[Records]
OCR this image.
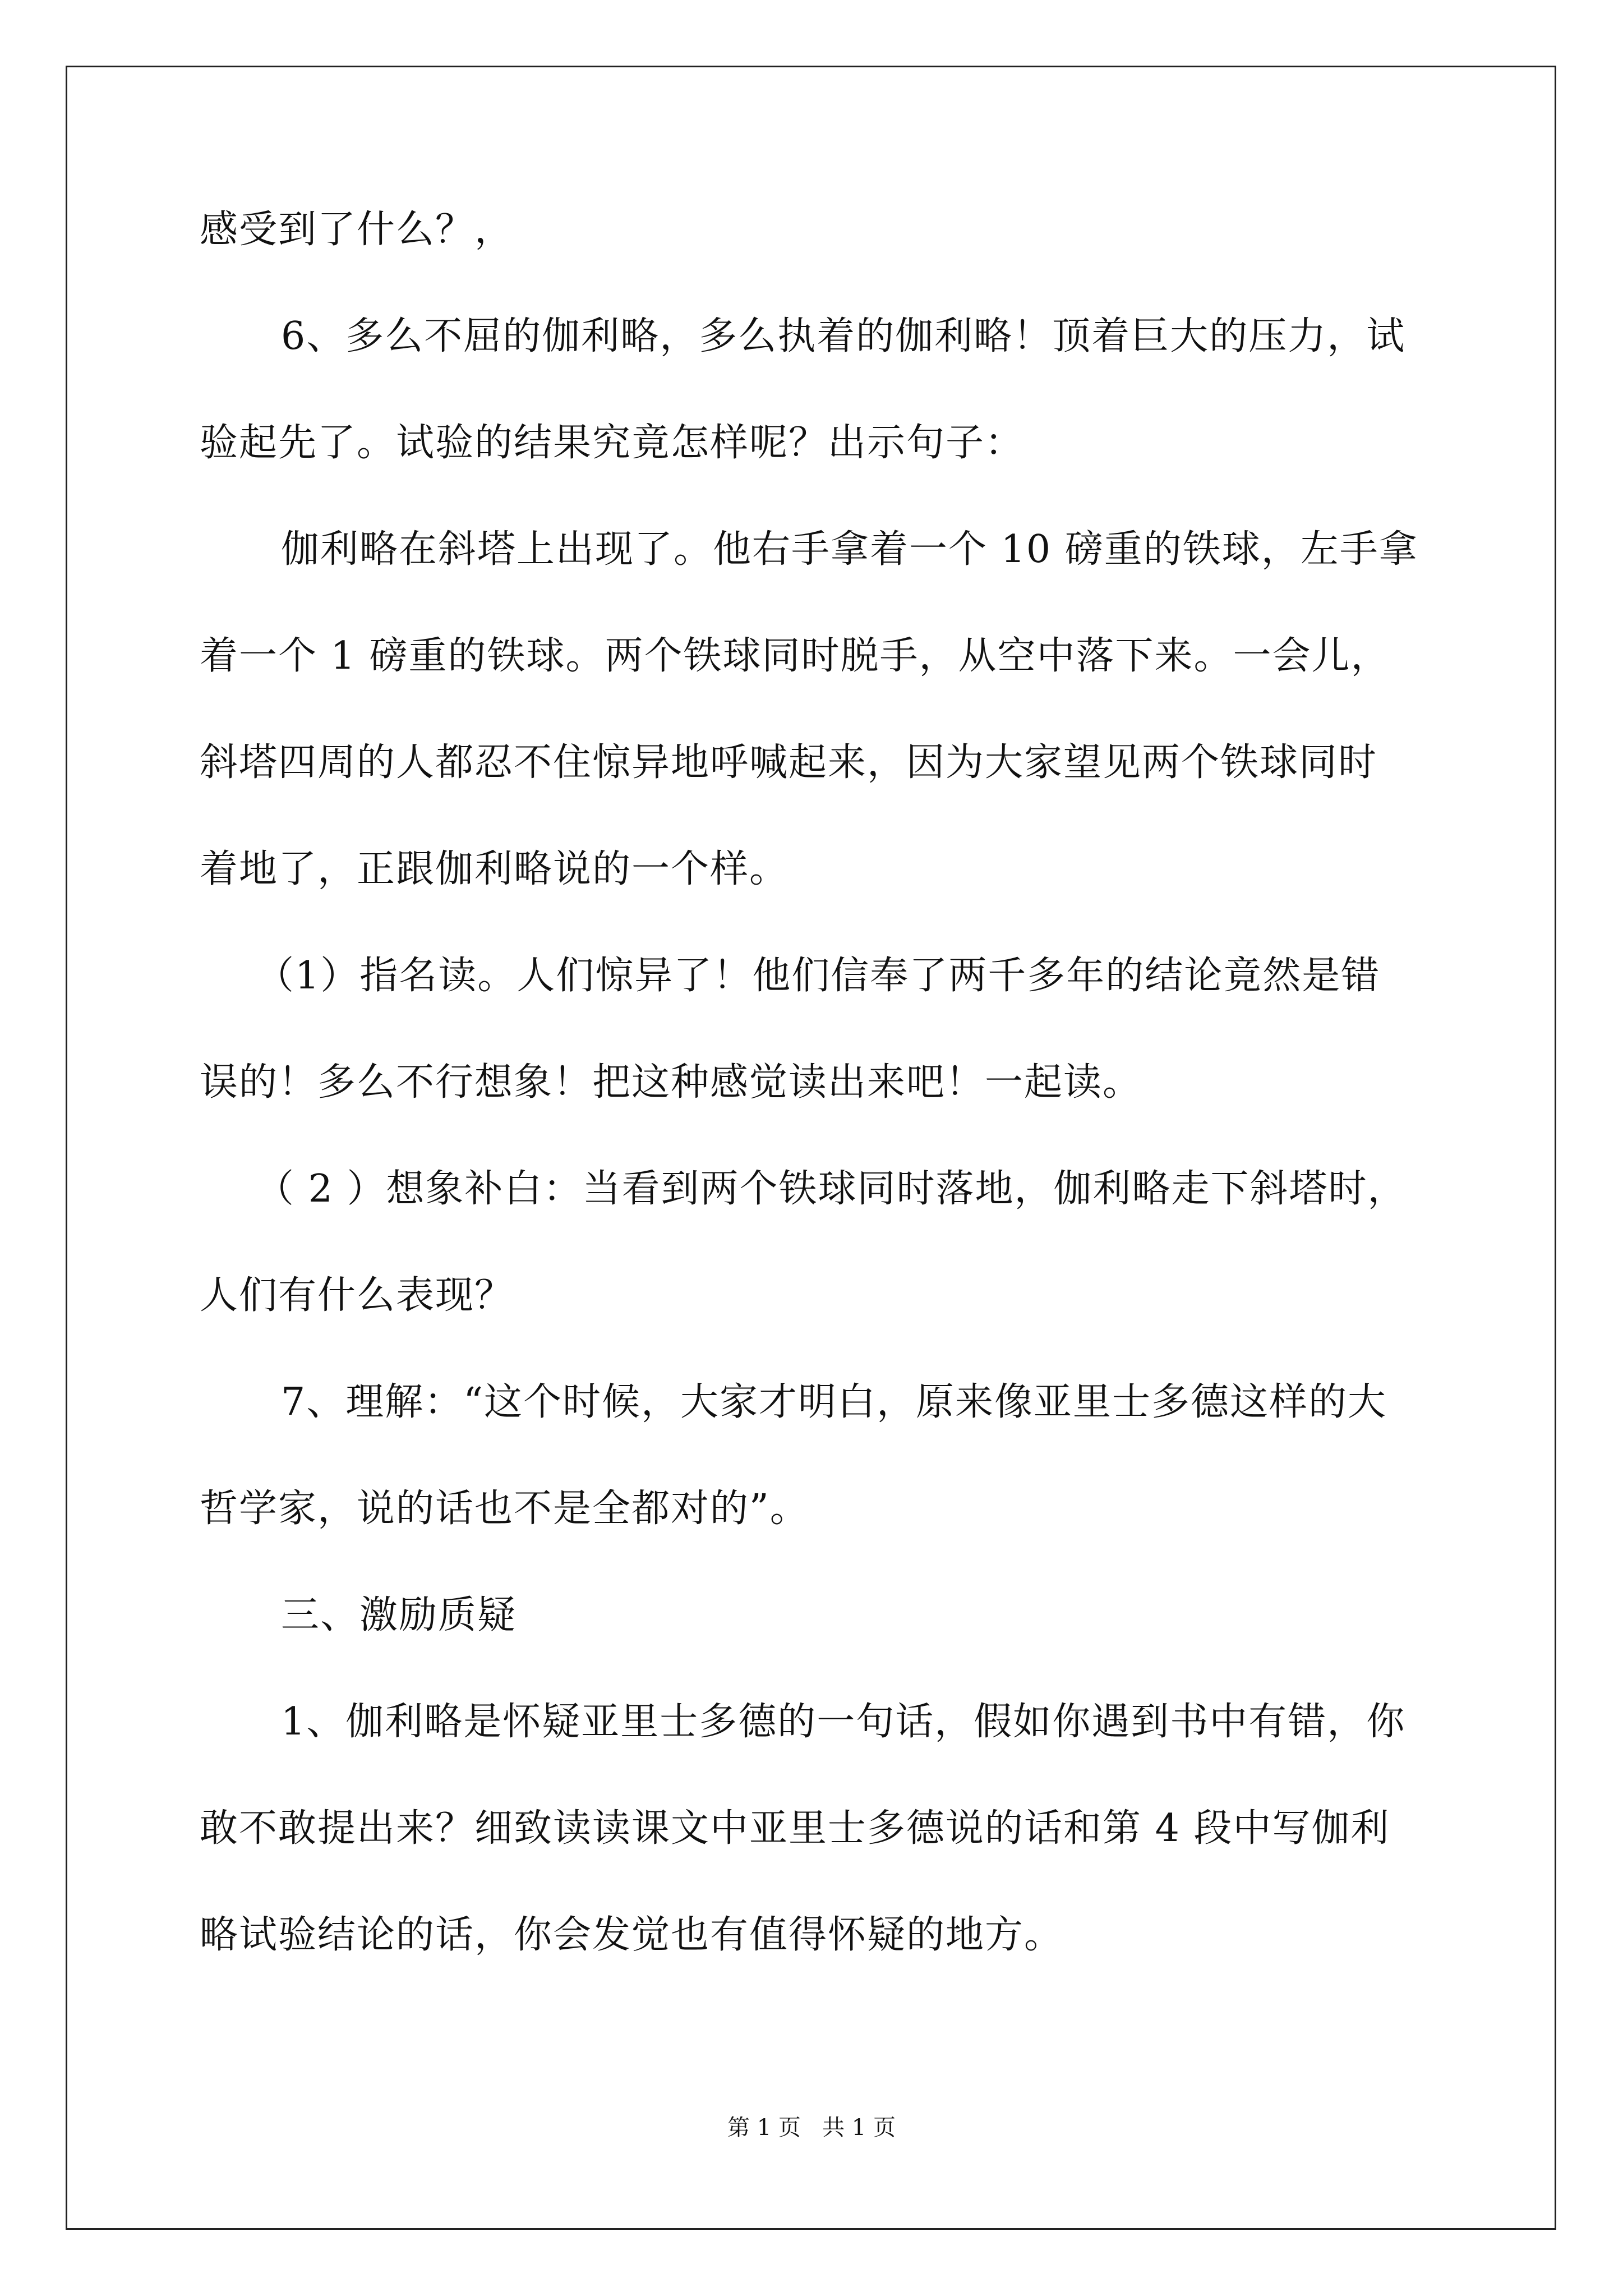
感受到了什么？，
6、多么不屈的伽利略，多么执着的伽利略！顶着巨大的压力，试
验起先了。试验的结果究竟怎样呢？出示句子：
伽利略在斜塔上出现了。他右手拿着一个 10 磅重的铁球，左手拿
着一个 1 磅重的铁球。两个铁球同时脱手，从空中落下来。一会儿，
斜塔四周的人都忍不住惊异地呼喊起来，因为大家望见两个铁球同时
着地了，正跟伽利略说的一个样。
（1）指名读。人们惊异了！他们信奉了两千多年的结论竟然是错
误的！多么不行想象！把这种感觉读出来吧！一起读。
（ 2 ）想象补白：当看到两个铁球同时落地，伽利略走下斜塔时，
人们有什么表现？
7、理解：“这个时候，大家才明白，原来像亚里士多德这样的大
哲学家，说的话也不是全都对的”。
三、激励质疑
1、伽利略是怀疑亚里士多德的一句话，假如你遇到书中有错，你
敢不敢提出来？细致读读课文中亚里士多德说的话和第 4 段中写伽利
略试验结论的话，你会发觉也有值得怀疑的地方。
第 1 页   共 1 页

_EXERCISE OBJECTIVE_. Copy the material shown above in full and exactly. Skip the pictures.

_FINAL RESULT_.
OCR this image.
感受到了什么？，
6、多么不屈的伽利略，多么执着的伽利略！顶着巨大的压力，试
验起先了。试验的结果究竟怎样呢？出示句子：
伽利略在斜塔上出现了。他右手拿着一个 10 磅重的铁球，左手拿
着一个 1 磅重的铁球。两个铁球同时脱手，从空中落下来。一会儿，
斜塔四周的人都忍不住惊异地呼喊起来，因为大家望见两个铁球同时
着地了，正跟伽利略说的一个样。
（1）指名读。人们惊异了！他们信奉了两千多年的结论竟然是错
误的！多么不行想象！把这种感觉读出来吧！一起读。
（ 2 ）想象补白：当看到两个铁球同时落地，伽利略走下斜塔时，
人们有什么表现？
7、理解：“这个时候，大家才明白，原来像亚里士多德这样的大
哲学家，说的话也不是全都对的”。
三、激励质疑
1、伽利略是怀疑亚里士多德的一句话，假如你遇到书中有错，你
敢不敢提出来？细致读读课文中亚里士多德说的话和第 4 段中写伽利
略试验结论的话，你会发觉也有值得怀疑的地方。
第 1 页   共 1 页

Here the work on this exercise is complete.